**WHAT IS ASKED**
Identify the lines that contain the word "Ogólne", then copy them.

Data extracted from a collection
--- Begin ---
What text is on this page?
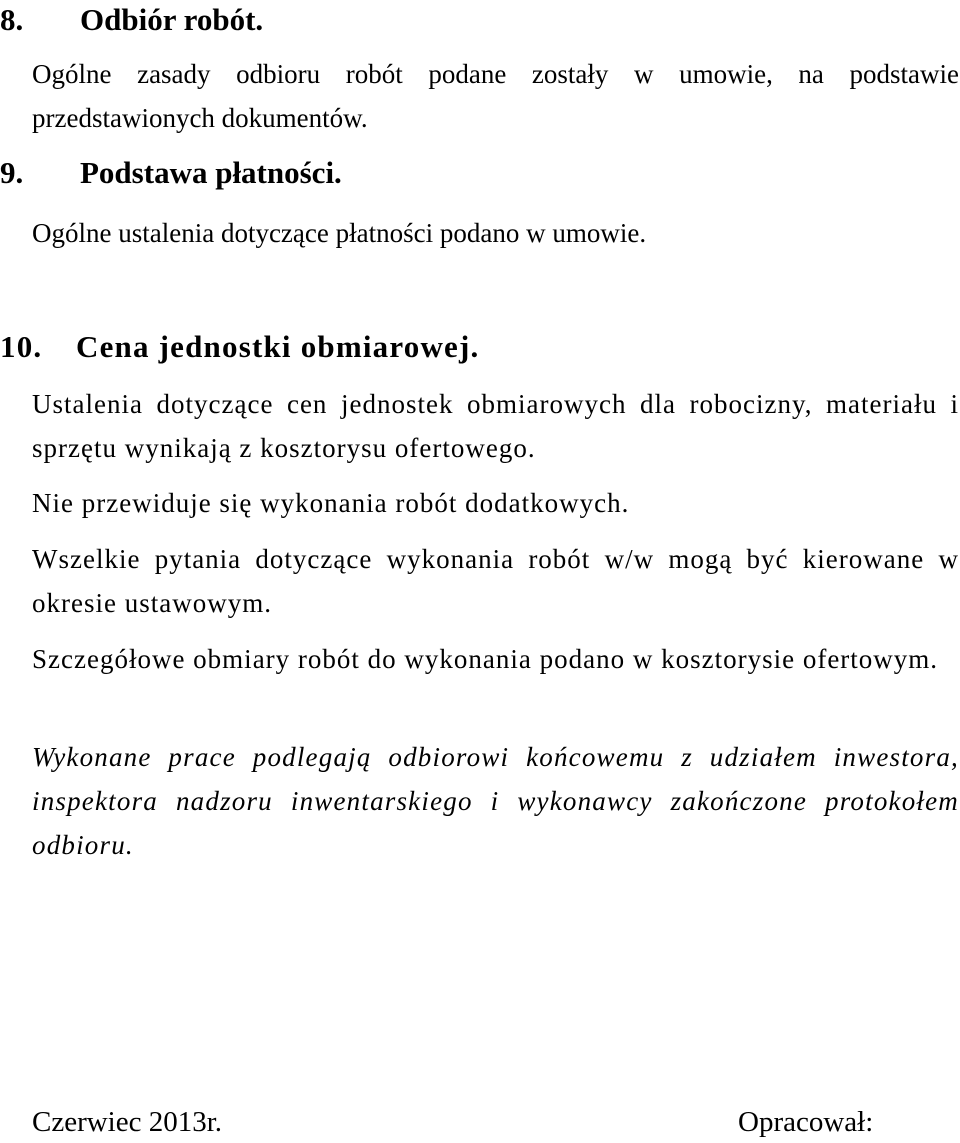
8. Odbiór robót.

Ogólne zasady odbioru robót podane zostały w umowie, na podstawie przedstawionych dokumentów.

9. Podstawa płatności.

Ogólne ustalenia dotyczące płatności podano w umowie.

10. Cena jednostki obmiarowej.

Ustalenia dotyczące cen jednostek obmiarowych dla robocizny, materiału i sprzętu wynikają z kosztorysu ofertowego.

Nie przewiduje się wykonania robót dodatkowych.

Wszelkie pytania dotyczące wykonania robót w/w mogą być kierowane w okresie ustawowym.

Szczegółowe obmiary robót do wykonania podano w kosztorysie ofertowym.

Wykonane prace podlegają odbiorowi końcowemu z udziałem inwestora, inspektora nadzoru inwentarskiego i wykonawcy zakończone protokołem odbioru.

Czerwiec 2013r.	Opracował:
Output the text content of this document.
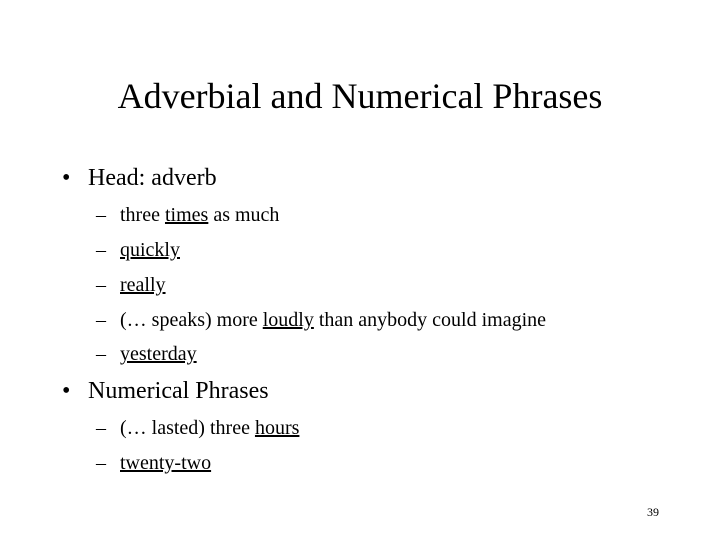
Adverbial and Numerical Phrases
• Head: adverb
– three times as much
– quickly
– really
– (… speaks) more loudly than anybody could imagine
– yesterday
• Numerical Phrases
– (… lasted) three hours
– twenty-two
39
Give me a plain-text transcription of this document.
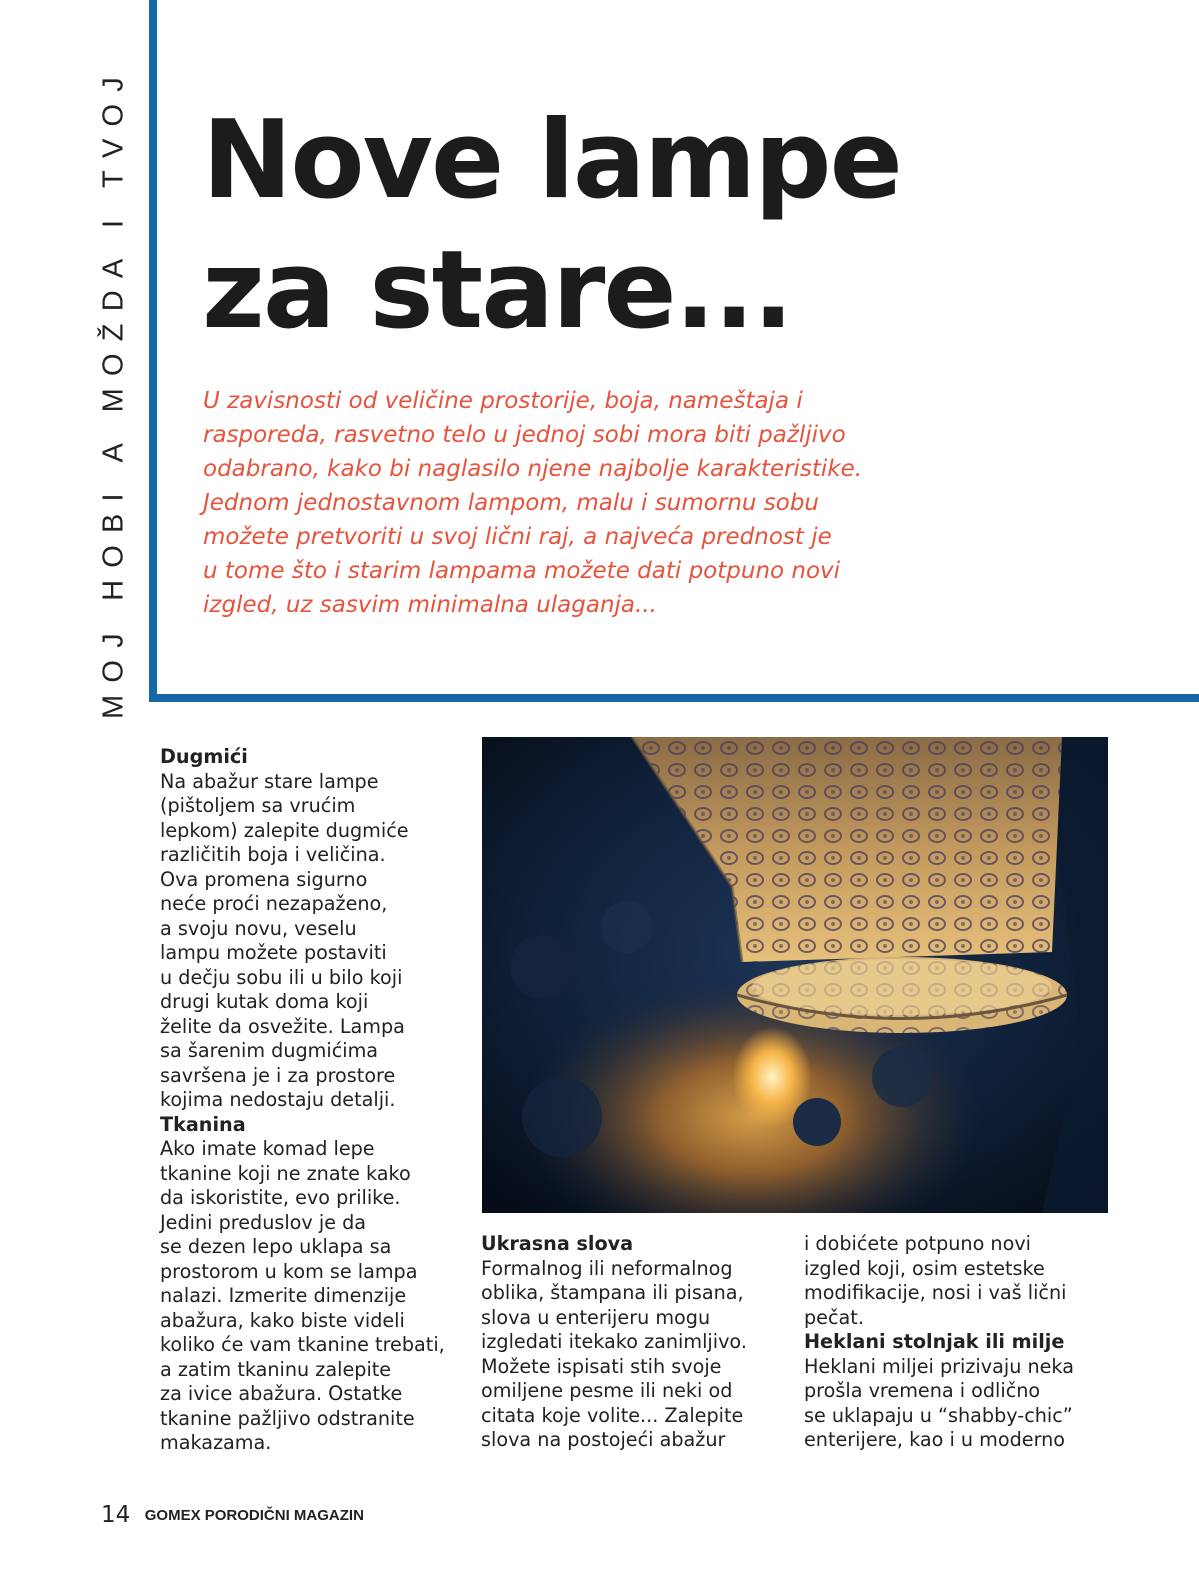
MOJ HOBI A MOŽDA I TVOJ Nove lampe
za stare...
U zavisnosti od veličine prostorije, boja, nameštaja i
rasporeda, rasvetno telo u jednoj sobi mora biti pažljivo
odabrano, kako bi naglasilo njene najbolje karakteristike.
Jednom jednostavnom lampom, malu i sumornu sobu
možete pretvoriti u svoj lični raj, a najveća prednost je
u tome što i starim lampama možete dati potpuno novi
izgled, uz sasvim minimalna ulaganja...
Dugmići
Na abažur stare lampe
(pištoljem sa vrućim
lepkom) zalepite dugmiće
različitih boja i veličina.
Ova promena sigurno
neće proći nezapaženo,
a svoju novu, veselu
lampu možete postaviti
u dečju sobu ili u bilo koji
drugi kutak doma koji
želite da osvežite. Lampa
sa šarenim dugmićima
savršena je i za prostore
kojima nedostaju detalji.
Tkanina
Ako imate komad lepe
tkanine koji ne znate kako
da iskoristite, evo prilike.
Jedini preduslov je da
se dezen lepo uklapa sa
prostorom u kom se lampa
nalazi. Izmerite dimenzije
abažura, kako biste videli
koliko će vam tkanine trebati,
a zatim tkaninu zalepite
za ivice abažura. Ostatke
tkanine pažljivo odstranite
makazama.
Ukrasna slova
Formalnog ili neformalnog
oblika, štampana ili pisana,
slova u enterijeru mogu
izgledati itekako zanimljivo.
Možete ispisati stih svoje
omiljene pesme ili neki od
citata koje volite... Zalepite
slova na postojeći abažur
i dobićete potpuno novi
izgled koji, osim estetske
modifikacije, nosi i vaš lični
pečat.
Heklani stolnjak ili milje
Heklani miljei prizivaju neka
prošla vremena i odlično
se uklapaju u “shabby-chic”
enterijere, kao i u moderno
14 GOMEX PORODIČNI MAGAZIN
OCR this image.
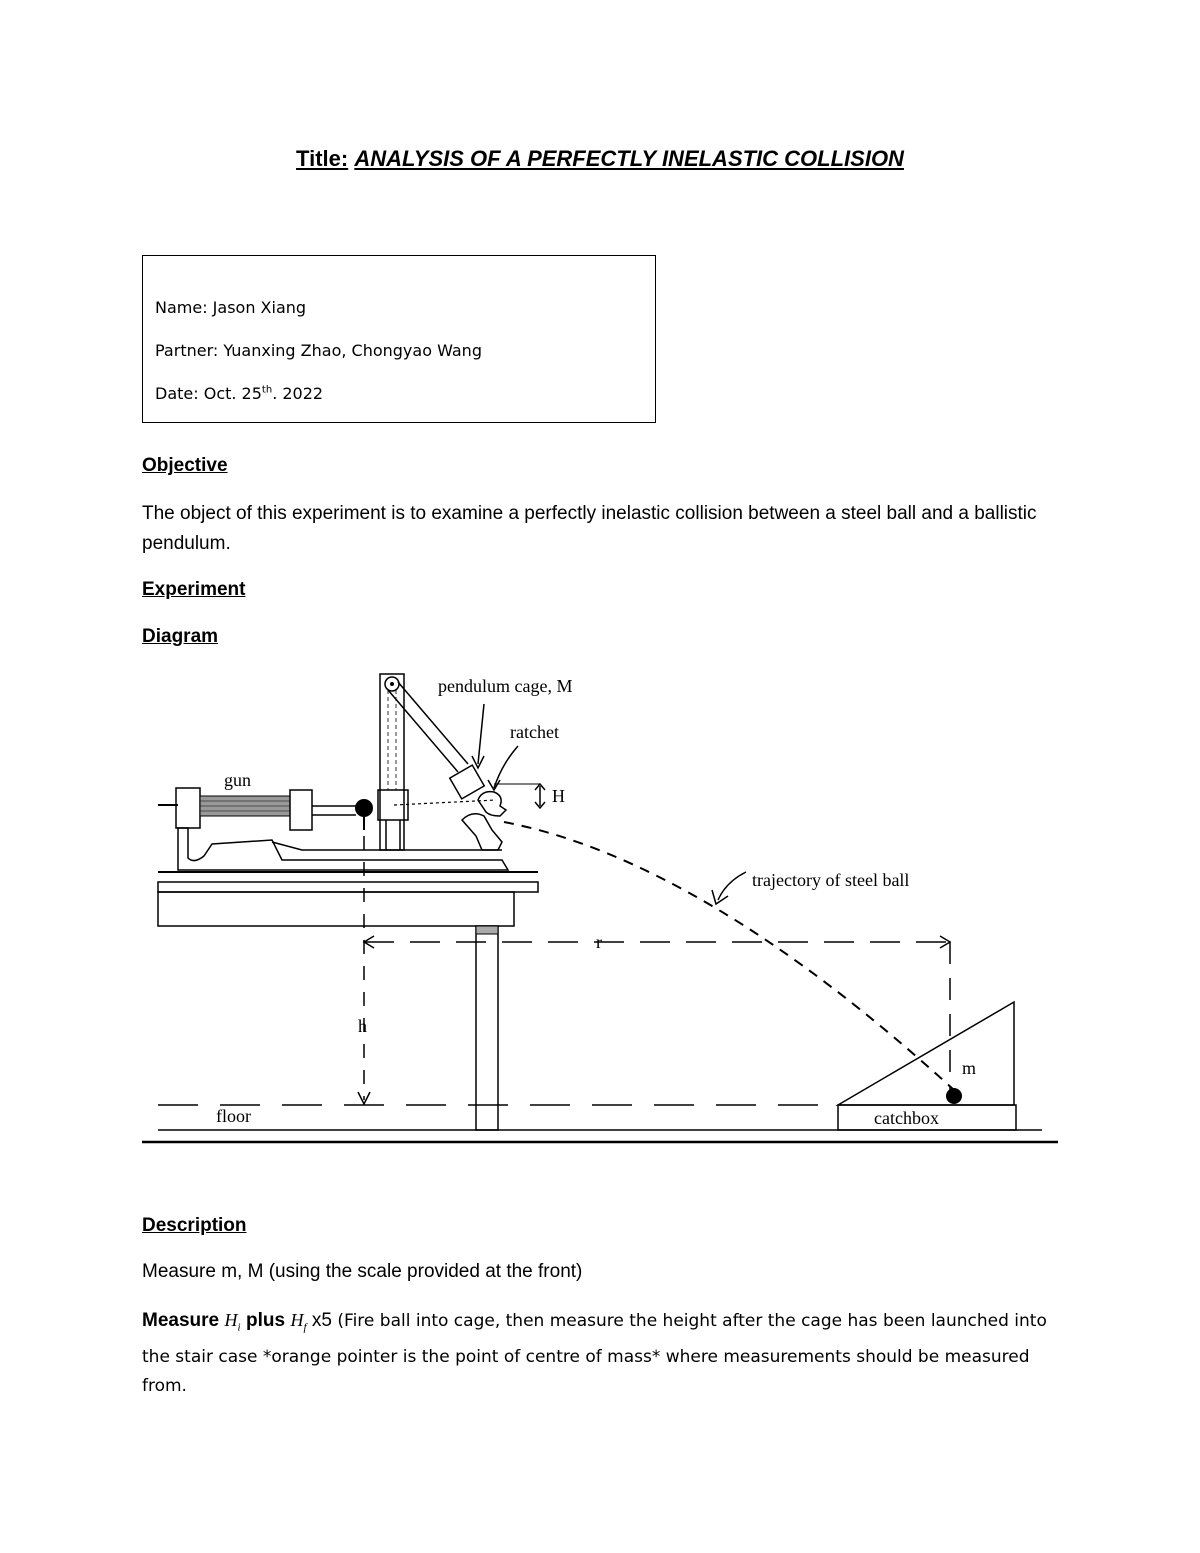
Title: ANALYSIS OF A PERFECTLY INELASTIC COLLISION
Name: Jason Xiang
Partner: Yuanxing Zhao, Chongyao Wang
Date: Oct. 25th. 2022
Objective

The object of this experiment is to examine a perfectly inelastic collision between a steel ball and a ballistic pendulum.

Experiment
Diagram
pendulum cage, M
ratchet
gun
H
trajectory of steel ball
r
h
catchbox
m
floor
Description

Measure m, M (using the scale provided at the front)

Measure $H_i$ plus $H_f$ x5 (Fire ball into cage, then measure the height after the cage has been launched into the stair case *orange pointer is the point of centre of mass* where measurements should be measured from.
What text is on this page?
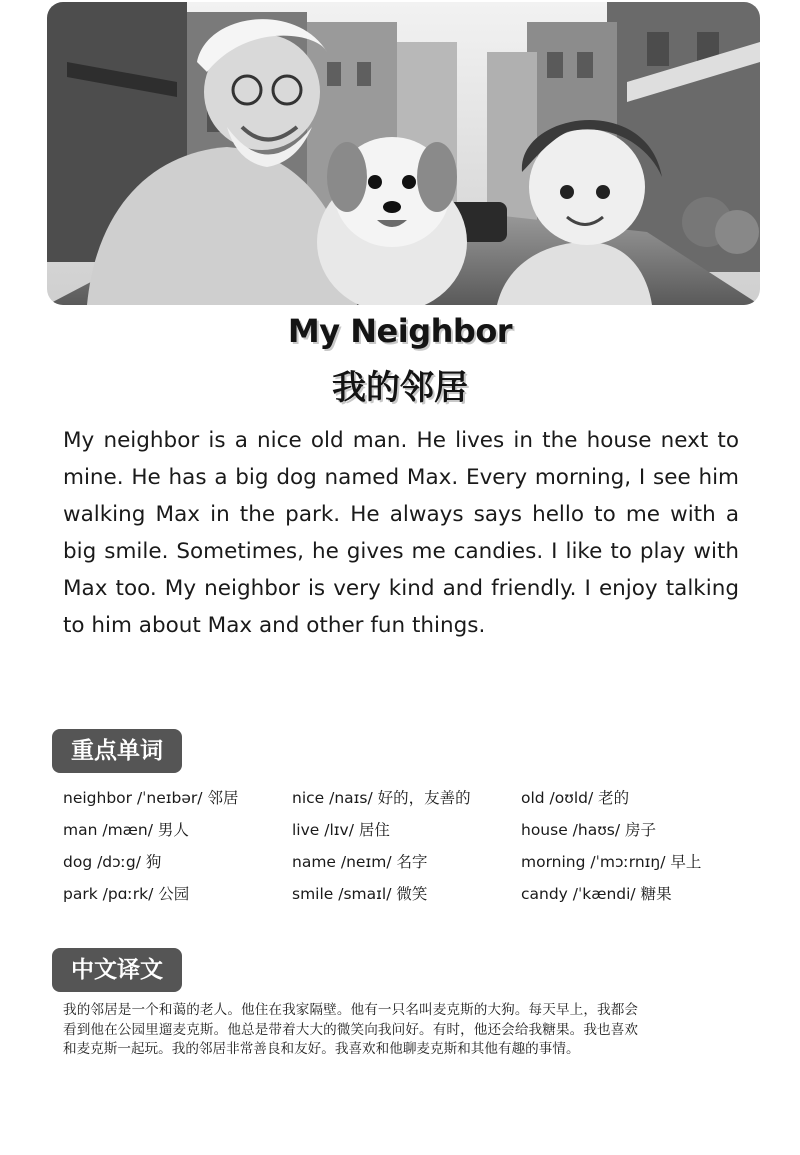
My Neighbor
我的邻居
My neighbor is a nice old man. He lives in the house next to mine. He has a big dog named Max. Every morning, I see him walking Max in the park. He always says hello to me with a big smile. Sometimes, he gives me candies. I like to play with Max too. My neighbor is very kind and friendly. I enjoy talking to him about Max and other fun things.
重点单词
neighbor /ˈneɪbər/ 邻居	nice /naɪs/ 好的，友善的	old /oʊld/ 老的
man /mæn/ 男人	live /lɪv/ 居住	house /haʊs/ 房子
dog /dɔːg/ 狗	name /neɪm/ 名字	morning /ˈmɔːrnɪŋ/ 早上
park /pɑːrk/ 公园	smile /smaɪl/ 微笑	candy /ˈkændi/ 糖果
中文译文
我的邻居是一个和蔼的老人。他住在我家隔壁。他有一只名叫麦克斯的大狗。每天早上，我都会看到他在公园里遛麦克斯。他总是带着大大的微笑向我问好。有时，他还会给我糖果。我也喜欢和麦克斯一起玩。我的邻居非常善良和友好。我喜欢和他聊麦克斯和其他有趣的事情。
--- End ---
**TASK ANSWER**
Ogólne zasady odbioru robót podane zostały w umowie, na podstawie przedstawionych dokumentów.
Ogólne ustalenia dotyczące płatności podano w umowie.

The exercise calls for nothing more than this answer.